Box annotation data

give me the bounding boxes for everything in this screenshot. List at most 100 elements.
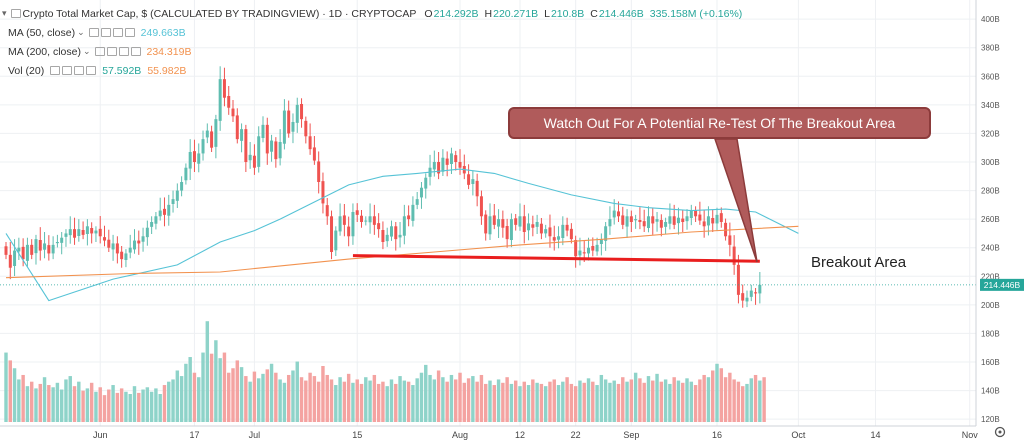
breakout-line bbox=[352, 254, 760, 263]
candle-body bbox=[308, 136, 312, 150]
candle-body bbox=[527, 223, 531, 231]
collapse-icon[interactable]: ▾ bbox=[2, 8, 7, 18]
chevron-down-icon[interactable]: ⌄ bbox=[77, 27, 85, 37]
chevron-down-icon[interactable]: ⌄ bbox=[82, 46, 91, 56]
candle bbox=[505, 218, 509, 248]
candle bbox=[694, 206, 698, 222]
candle-body bbox=[595, 244, 599, 252]
candle bbox=[90, 222, 94, 244]
candle bbox=[8, 242, 12, 280]
candle-body bbox=[73, 229, 77, 238]
settings-gear-icon[interactable] bbox=[994, 426, 1006, 438]
more-icon[interactable] bbox=[124, 28, 135, 37]
eye-icon[interactable] bbox=[88, 28, 99, 37]
candle-body bbox=[728, 235, 732, 245]
candle-body bbox=[501, 219, 505, 228]
candle bbox=[201, 130, 205, 161]
candle-body bbox=[749, 290, 753, 297]
volume-bar bbox=[535, 382, 539, 422]
candle-body bbox=[638, 220, 642, 222]
candle-body bbox=[188, 152, 192, 169]
candle-body bbox=[64, 233, 68, 237]
candle-body bbox=[261, 124, 265, 138]
candle-body bbox=[651, 216, 655, 224]
candle-body bbox=[257, 136, 261, 167]
volume-bar bbox=[338, 377, 342, 422]
more-icon[interactable] bbox=[130, 47, 141, 56]
candle-body bbox=[612, 210, 616, 218]
candle-body bbox=[561, 224, 565, 238]
candle-body bbox=[629, 216, 633, 222]
volume-bar bbox=[308, 372, 312, 422]
candle-body bbox=[124, 253, 128, 260]
candle-body bbox=[599, 239, 603, 244]
candle bbox=[64, 229, 68, 247]
volume-bar bbox=[89, 382, 94, 422]
candle bbox=[347, 216, 351, 247]
more-icon[interactable] bbox=[86, 66, 97, 75]
volume-bar bbox=[651, 380, 655, 422]
volume-bar bbox=[197, 377, 201, 422]
indicator-ma50[interactable]: MA (50, close) ⌄ 249.663B bbox=[0, 23, 748, 42]
candle-body bbox=[60, 237, 64, 243]
close-icon[interactable] bbox=[112, 28, 123, 37]
volume-bar bbox=[681, 382, 685, 422]
candle bbox=[719, 207, 723, 228]
volume-bar bbox=[638, 378, 642, 422]
volume-bar bbox=[372, 374, 377, 422]
candle-body bbox=[287, 110, 291, 134]
close-icon[interactable] bbox=[118, 47, 129, 56]
candle bbox=[180, 176, 184, 197]
volume-bar bbox=[261, 373, 265, 422]
candle-body bbox=[282, 110, 286, 144]
volume-bar bbox=[436, 370, 441, 422]
volume-bar bbox=[59, 389, 64, 422]
volume-bar bbox=[282, 382, 287, 422]
candle-body bbox=[312, 147, 316, 161]
candle-body bbox=[132, 240, 136, 250]
candle bbox=[531, 215, 535, 237]
eye-icon[interactable] bbox=[50, 66, 61, 75]
candle bbox=[132, 229, 136, 254]
time-axis[interactable]: Jun 17 Jul 15 Aug 12 22 Sep 16 Oct 14 Nov bbox=[0, 425, 978, 440]
volume-bar bbox=[192, 372, 197, 422]
volume-bar bbox=[77, 381, 81, 422]
candle-body bbox=[180, 182, 184, 191]
candle-body bbox=[381, 230, 385, 242]
price-axis[interactable]: 120B 140B 160B 180B 200B 220B 240B 260B 280B 300B… bbox=[975, 0, 1000, 426]
gear-icon[interactable] bbox=[62, 66, 73, 75]
gear-icon[interactable] bbox=[106, 47, 117, 56]
candle-body bbox=[205, 130, 209, 138]
candle-body bbox=[475, 180, 479, 197]
candle bbox=[351, 203, 355, 245]
volume-bar bbox=[723, 377, 728, 422]
volume-bar bbox=[278, 379, 282, 422]
candle bbox=[51, 236, 55, 260]
volume-bar bbox=[612, 380, 616, 422]
candle-body bbox=[34, 239, 38, 254]
candle bbox=[240, 123, 244, 153]
volume-bar bbox=[17, 379, 21, 422]
close-icon[interactable] bbox=[74, 66, 85, 75]
candle bbox=[73, 217, 77, 245]
candle bbox=[462, 154, 466, 180]
indicator-volume[interactable]: Vol (20) 57.592B 55.982B bbox=[0, 61, 748, 80]
price-tick-label: 200B bbox=[981, 301, 1000, 310]
time-tick-label: 17 bbox=[189, 430, 199, 440]
eye-icon[interactable] bbox=[94, 47, 105, 56]
candle-body bbox=[360, 215, 364, 222]
indicator-ma200[interactable]: MA (200, close) ⌄ 234.319B bbox=[0, 42, 748, 61]
candle-body bbox=[325, 205, 329, 217]
candle-body bbox=[702, 221, 706, 227]
volume-bar bbox=[34, 388, 38, 422]
candle-body bbox=[676, 217, 680, 224]
volume-bar bbox=[629, 379, 634, 422]
candle bbox=[317, 151, 321, 194]
candle-body bbox=[565, 224, 569, 231]
candle bbox=[364, 216, 368, 226]
candle-body bbox=[175, 190, 179, 201]
gear-icon[interactable] bbox=[100, 28, 111, 37]
candle-body bbox=[347, 226, 351, 237]
candle-body bbox=[582, 252, 586, 254]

_Direction:_ Convert the entries above into a JSON list of strings, one string per line, with blank lines and the pictures left out.

_Completed exercise:_
[
  "give me the bounding boxes for everything in this screenshot. List at most 100 elements.",
  "breakout-line bbox=[352, 254, 760, 263]",
  "candle-body bbox=[308, 136, 312, 150]",
  "candle-body bbox=[527, 223, 531, 231]",
  "collapse-icon[interactable]: ▾ bbox=[2, 8, 7, 18]",
  "chevron-down-icon[interactable]: ⌄ bbox=[77, 27, 85, 37]",
  "chevron-down-icon[interactable]: ⌄ bbox=[82, 46, 91, 56]",
  "candle bbox=[505, 218, 509, 248]",
  "candle bbox=[694, 206, 698, 222]",
  "candle-body bbox=[595, 244, 599, 252]",
  "candle bbox=[90, 222, 94, 244]",
  "candle bbox=[8, 242, 12, 280]",
  "candle-body bbox=[73, 229, 77, 238]",
  "settings-gear-icon[interactable] bbox=[994, 426, 1006, 438]",
  "more-icon[interactable] bbox=[124, 28, 135, 37]",
  "eye-icon[interactable] bbox=[88, 28, 99, 37]",
  "candle-body bbox=[728, 235, 732, 245]",
  "candle-body bbox=[501, 219, 505, 228]",
  "candle bbox=[201, 130, 205, 161]",
  "candle-body bbox=[749, 290, 753, 297]",
  "volume-bar bbox=[535, 382, 539, 422]",
  "candle-body bbox=[638, 220, 642, 222]",
  "candle-body bbox=[188, 152, 192, 169]",
  "candle-body bbox=[64, 233, 68, 237]",
  "candle-body bbox=[261, 124, 265, 138]",
  "candle-body bbox=[651, 216, 655, 224]",
  "candle-body bbox=[257, 136, 261, 167]",
  "volume-bar bbox=[338, 377, 342, 422]",
  "more-icon[interactable] bbox=[130, 47, 141, 56]",
  "candle-body bbox=[612, 210, 616, 218]",
  "candle-body bbox=[561, 224, 565, 238]",
  "candle-body bbox=[629, 216, 633, 222]",
  "volume-bar bbox=[308, 372, 312, 422]",
  "candle-body bbox=[124, 253, 128, 260]",
  "candle-body bbox=[599, 239, 603, 244]",
  "candle bbox=[64, 229, 68, 247]",
  "volume-bar bbox=[89, 382, 94, 422]",
  "candle bbox=[347, 216, 351, 247]",
  "more-icon[interactable] bbox=[86, 66, 97, 75]",
  "volume-bar bbox=[651, 380, 655, 422]",
  "volume-bar bbox=[197, 377, 201, 422]",
  "indicator-ma50[interactable]: MA (50, close) ⌄ 249.663B bbox=[0, 23, 748, 42]",
  "candle-body bbox=[60, 237, 64, 243]",
  "close-icon[interactable] bbox=[112, 28, 123, 37]",
  "volume-bar bbox=[681, 382, 685, 422]",
  "candle bbox=[719, 207, 723, 228]",
  "volume-bar bbox=[638, 378, 642, 422]",
  "volume-bar bbox=[372, 374, 377, 422]",
  "candle-body bbox=[287, 110, 291, 134]",
  "close-icon[interactable] bbox=[118, 47, 129, 56]",
  "candle bbox=[180, 176, 184, 197]",
  "volume-bar bbox=[261, 373, 265, 422]",
  "candle-body bbox=[282, 110, 286, 144]",
  "volume-bar bbox=[436, 370, 441, 422]",
  "volume-bar bbox=[59, 389, 64, 422]",
  "volume-bar bbox=[282, 382, 287, 422]",
  "candle-body bbox=[312, 147, 316, 161]",
  "candle-body bbox=[132, 240, 136, 250]",
  "candle bbox=[531, 215, 535, 237]",
  "eye-icon[interactable] bbox=[50, 66, 61, 75]",
  "candle bbox=[132, 229, 136, 254]",
  "time-axis[interactable]: Jun 17 Jul 15 Aug 12 22 Sep 16 Oct 14 Nov bbox=[0, 425, 978, 440]",
  "volume-bar bbox=[192, 372, 197, 422]",
  "volume-bar bbox=[77, 381, 81, 422]",
  "candle-body bbox=[180, 182, 184, 191]",
  "candle-body bbox=[381, 230, 385, 242]",
  "price-axis[interactable]: 120B 140B 160B 180B 200B 220B 240B 260B 280B 300B… bbox=[975, 0, 1000, 426]",
  "gear-icon[interactable] bbox=[62, 66, 73, 75]",
  "gear-icon[interactable] bbox=[106, 47, 117, 56]",
  "candle-body bbox=[205, 130, 209, 138]",
  "candle-body bbox=[475, 180, 479, 197]",
  "candle bbox=[351, 203, 355, 245]",
  "volume-bar bbox=[723, 377, 728, 422]",
  "volume-bar bbox=[278, 379, 282, 422]",
  "candle bbox=[51, 236, 55, 260]",
  "volume-bar bbox=[612, 380, 616, 422]",
  "candle-body bbox=[34, 239, 38, 254]",
  "candle bbox=[240, 123, 244, 153]",
  "volume-bar bbox=[17, 379, 21, 422]",
  "close-icon[interactable] bbox=[74, 66, 85, 75]",
  "candle bbox=[73, 217, 77, 245]",
  "candle bbox=[462, 154, 466, 180]",
  "indicator-volume[interactable]: Vol (20) 57.592B 55.982B bbox=[0, 61, 748, 80]",
  "price-tick-label: 200B bbox=[981, 301, 1000, 310]",
  "time-tick-label: 17 bbox=[189, 430, 199, 440]",
  "eye-icon[interactable] bbox=[94, 47, 105, 56]",
  "candle-body bbox=[360, 215, 364, 222]",
  "indicator-ma200[interactable]: MA (200, close) ⌄ 234.319B bbox=[0, 42, 748, 61]",
  "candle-body bbox=[325, 205, 329, 217]",
  "candle-body bbox=[702, 221, 706, 227]",
  "volume-bar bbox=[34, 388, 38, 422]",
  "candle-body bbox=[676, 217, 680, 224]",
  "volume-bar bbox=[629, 379, 634, 422]",
  "candle bbox=[317, 151, 321, 194]",
  "candle-body bbox=[565, 224, 569, 231]",
  "candle bbox=[364, 216, 368, 226]",
  "candle-body bbox=[175, 190, 179, 201]",
  "gear-icon[interactable] bbox=[100, 28, 111, 37]",
  "candle-body bbox=[347, 226, 351, 237]",
  "candle-body bbox=[582, 252, 586, 254]"
]